Where a line contains the string "ευρίσκεται", copy that line.

Entries -
— BEGIN —

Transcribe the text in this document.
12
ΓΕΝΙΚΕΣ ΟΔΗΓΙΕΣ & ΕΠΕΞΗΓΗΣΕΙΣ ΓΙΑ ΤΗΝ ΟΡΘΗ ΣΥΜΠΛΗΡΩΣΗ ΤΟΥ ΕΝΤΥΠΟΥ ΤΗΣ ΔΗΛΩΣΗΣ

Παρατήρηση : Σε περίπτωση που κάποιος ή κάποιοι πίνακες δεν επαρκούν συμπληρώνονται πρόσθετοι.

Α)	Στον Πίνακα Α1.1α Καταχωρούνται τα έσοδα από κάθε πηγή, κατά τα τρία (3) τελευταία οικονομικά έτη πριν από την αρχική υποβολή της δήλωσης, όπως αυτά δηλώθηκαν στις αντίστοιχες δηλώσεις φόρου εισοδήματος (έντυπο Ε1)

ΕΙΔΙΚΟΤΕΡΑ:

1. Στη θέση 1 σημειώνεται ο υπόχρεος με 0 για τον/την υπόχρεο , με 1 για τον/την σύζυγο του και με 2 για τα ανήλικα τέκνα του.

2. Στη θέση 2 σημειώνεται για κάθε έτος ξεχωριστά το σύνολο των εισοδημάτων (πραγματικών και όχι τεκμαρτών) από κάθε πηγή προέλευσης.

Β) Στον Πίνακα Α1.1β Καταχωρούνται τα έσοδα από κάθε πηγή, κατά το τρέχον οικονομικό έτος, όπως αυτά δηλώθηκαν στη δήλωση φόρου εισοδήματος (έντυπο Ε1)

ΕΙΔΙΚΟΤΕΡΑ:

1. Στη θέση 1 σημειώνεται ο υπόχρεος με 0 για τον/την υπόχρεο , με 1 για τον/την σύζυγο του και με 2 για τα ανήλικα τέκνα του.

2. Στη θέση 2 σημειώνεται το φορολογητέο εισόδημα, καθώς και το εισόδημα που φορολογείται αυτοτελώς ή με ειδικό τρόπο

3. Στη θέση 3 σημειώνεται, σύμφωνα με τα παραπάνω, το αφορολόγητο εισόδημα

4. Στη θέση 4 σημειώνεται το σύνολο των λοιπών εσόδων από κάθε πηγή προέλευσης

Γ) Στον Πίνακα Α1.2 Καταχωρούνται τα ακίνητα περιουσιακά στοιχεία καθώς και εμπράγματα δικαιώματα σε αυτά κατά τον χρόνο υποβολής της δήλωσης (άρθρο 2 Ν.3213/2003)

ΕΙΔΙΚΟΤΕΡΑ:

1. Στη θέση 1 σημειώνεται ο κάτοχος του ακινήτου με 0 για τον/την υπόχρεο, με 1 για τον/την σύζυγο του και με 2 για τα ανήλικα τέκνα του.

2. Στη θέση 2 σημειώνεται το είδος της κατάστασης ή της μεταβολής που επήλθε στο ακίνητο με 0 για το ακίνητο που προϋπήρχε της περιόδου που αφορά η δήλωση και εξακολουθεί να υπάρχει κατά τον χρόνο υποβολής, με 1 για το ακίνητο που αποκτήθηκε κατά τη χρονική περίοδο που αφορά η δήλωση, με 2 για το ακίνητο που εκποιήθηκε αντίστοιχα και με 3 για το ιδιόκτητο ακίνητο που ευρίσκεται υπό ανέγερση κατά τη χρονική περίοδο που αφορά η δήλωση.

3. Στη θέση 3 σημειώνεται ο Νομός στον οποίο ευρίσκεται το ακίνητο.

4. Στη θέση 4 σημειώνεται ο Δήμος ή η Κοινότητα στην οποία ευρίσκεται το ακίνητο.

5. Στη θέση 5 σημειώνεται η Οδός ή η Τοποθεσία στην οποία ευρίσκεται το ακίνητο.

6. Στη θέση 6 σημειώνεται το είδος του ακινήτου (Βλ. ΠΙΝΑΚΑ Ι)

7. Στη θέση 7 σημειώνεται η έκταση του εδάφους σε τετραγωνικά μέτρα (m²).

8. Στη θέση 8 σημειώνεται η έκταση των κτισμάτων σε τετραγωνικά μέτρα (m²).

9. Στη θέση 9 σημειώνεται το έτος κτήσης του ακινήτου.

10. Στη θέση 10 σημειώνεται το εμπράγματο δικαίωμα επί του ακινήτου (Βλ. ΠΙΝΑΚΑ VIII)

— END —

Response to this task -
2. Στη θέση 2 σημειώνεται το είδος της κατάστασης ή της μεταβολής που επήλθε στο ακίνητο με 0 για το ακίνητο που προϋπήρχε της περιόδου που αφορά η δήλωση και εξακολουθεί να υπάρχει κατά τον χρόνο υποβολής, με 1 για το ακίνητο που αποκτήθηκε κατά τη χρονική περίοδο που αφορά η δήλωση, με 2 για το ακίνητο που εκποιήθηκε αντίστοιχα και με 3 για το ιδιόκτητο ακίνητο που ευρίσκεται υπό ανέγερση κατά τη χρονική περίοδο που αφορά η δήλωση.
3. Στη θέση 3 σημειώνεται ο Νομός στον οποίο ευρίσκεται το ακίνητο.
4. Στη θέση 4 σημειώνεται ο Δήμος ή η Κοινότητα στην οποία ευρίσκεται το ακίνητο.
5. Στη θέση 5 σημειώνεται η Οδός ή η Τοποθεσία στην οποία ευρίσκεται το ακίνητο.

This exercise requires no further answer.